__Given problem__
Omit all images, then return the remaining material exactly as it stands.
§
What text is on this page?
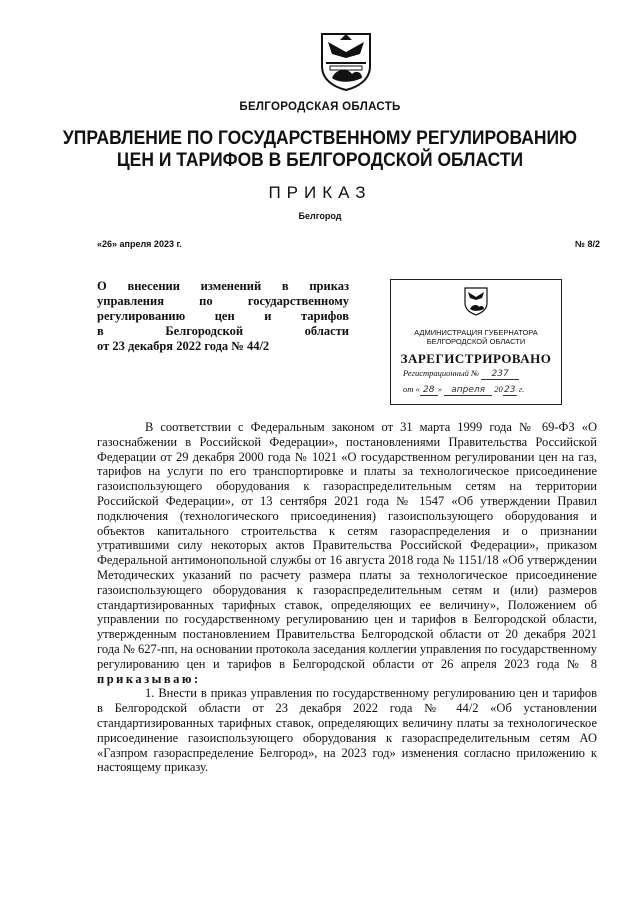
БЕЛГОРОДСКАЯ ОБЛАСТЬ
УПРАВЛЕНИЕ ПО ГОСУДАРСТВЕННОМУ РЕГУЛИРОВАНИЮ
ЦЕН И ТАРИФОВ В БЕЛГОРОДСКОЙ ОБЛАСТИ
ПРИКАЗ
Белгород
«26» апреля 2023 г.	№ 8/2
О внесении изменений в приказ
управления по государственному
регулированию цен и тарифов
в Белгородской области
от 23 декабря 2022 года № 44/2
АДМИНИСТРАЦИЯ ГУБЕРНАТОРА
БЕЛГОРОДСКОЙ ОБЛАСТИ
ЗАРЕГИСТРИРОВАНО
Регистрационный № 237
от « 28 » апреля 2023 г.

В соответствии с Федеральным законом от 31 марта 1999 года № 69-ФЗ «О газоснабжении в Российской Федерации», постановлениями Правительства Российской Федерации от 29 декабря 2000 года № 1021 «О государственном регулировании цен на газ, тарифов на услуги по его транспортировке и платы за технологическое присоединение газоиспользующего оборудования к газораспределительным сетям на территории Российской Федерации», от 13 сентября 2021 года № 1547 «Об утверждении Правил подключения (технологического присоединения) газоиспользующего оборудования и объектов капитального строительства к сетям газораспределения и о признании утратившими силу некоторых актов Правительства Российской Федерации», приказом Федеральной антимонопольной службы от 16 августа 2018 года № 1151/18 «Об утверждении Методических указаний по расчету размера платы за технологическое присоединение газоиспользующего оборудования к газораспределительным сетям и (или) размеров стандартизированных тарифных ставок, определяющих ее величину», Положением об управлении по государственному регулированию цен и тарифов в Белгородской области, утвержденным постановлением Правительства Белгородской области от 20 декабря 2021 года № 627-пп, на основании протокола заседания коллегии управления по государственному регулированию цен и тарифов в Белгородской области от 26 апреля 2023 года № 8 приказываю:

1. Внести в приказ управления по государственному регулированию цен и тарифов в Белгородской области от 23 декабря 2022 года № 44/2 «Об установлении стандартизированных тарифных ставок, определяющих величину платы за технологическое присоединение газоиспользующего оборудования к газораспределительным сетям АО «Газпром газораспределение Белгород», на 2023 год» изменения согласно приложению к настоящему приказу.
§
__Result__
What text is on this page?
БЕЛГОРОДСКАЯ ОБЛАСТЬ
УПРАВЛЕНИЕ ПО ГОСУДАРСТВЕННОМУ РЕГУЛИРОВАНИЮ
ЦЕН И ТАРИФОВ В БЕЛГОРОДСКОЙ ОБЛАСТИ
ПРИКАЗ
Белгород
«26» апреля 2023 г.	№ 8/2
О внесении изменений в приказ
управления по государственному
регулированию цен и тарифов
в Белгородской области
от 23 декабря 2022 года № 44/2
АДМИНИСТРАЦИЯ ГУБЕРНАТОРА
БЕЛГОРОДСКОЙ ОБЛАСТИ
ЗАРЕГИСТРИРОВАНО
Регистрационный № 237
от « 28 » апреля 2023 г.

В соответствии с Федеральным законом от 31 марта 1999 года № 69-ФЗ «О газоснабжении в Российской Федерации», постановлениями Правительства Российской Федерации от 29 декабря 2000 года № 1021 «О государственном регулировании цен на газ, тарифов на услуги по его транспортировке и платы за технологическое присоединение газоиспользующего оборудования к газораспределительным сетям на территории Российской Федерации», от 13 сентября 2021 года № 1547 «Об утверждении Правил подключения (технологического присоединения) газоиспользующего оборудования и объектов капитального строительства к сетям газораспределения и о признании утратившими силу некоторых актов Правительства Российской Федерации», приказом Федеральной антимонопольной службы от 16 августа 2018 года № 1151/18 «Об утверждении Методических указаний по расчету размера платы за технологическое присоединение газоиспользующего оборудования к газораспределительным сетям и (или) размеров стандартизированных тарифных ставок, определяющих ее величину», Положением об управлении по государственному регулированию цен и тарифов в Белгородской области, утвержденным постановлением Правительства Белгородской области от 20 декабря 2021 года № 627-пп, на основании протокола заседания коллегии управления по государственному регулированию цен и тарифов в Белгородской области от 26 апреля 2023 года № 8 приказываю:

1. Внести в приказ управления по государственному регулированию цен и тарифов в Белгородской области от 23 декабря 2022 года № 44/2 «Об установлении стандартизированных тарифных ставок, определяющих величину платы за технологическое присоединение газоиспользующего оборудования к газораспределительным сетям АО «Газпром газораспределение Белгород», на 2023 год» изменения согласно приложению к настоящему приказу.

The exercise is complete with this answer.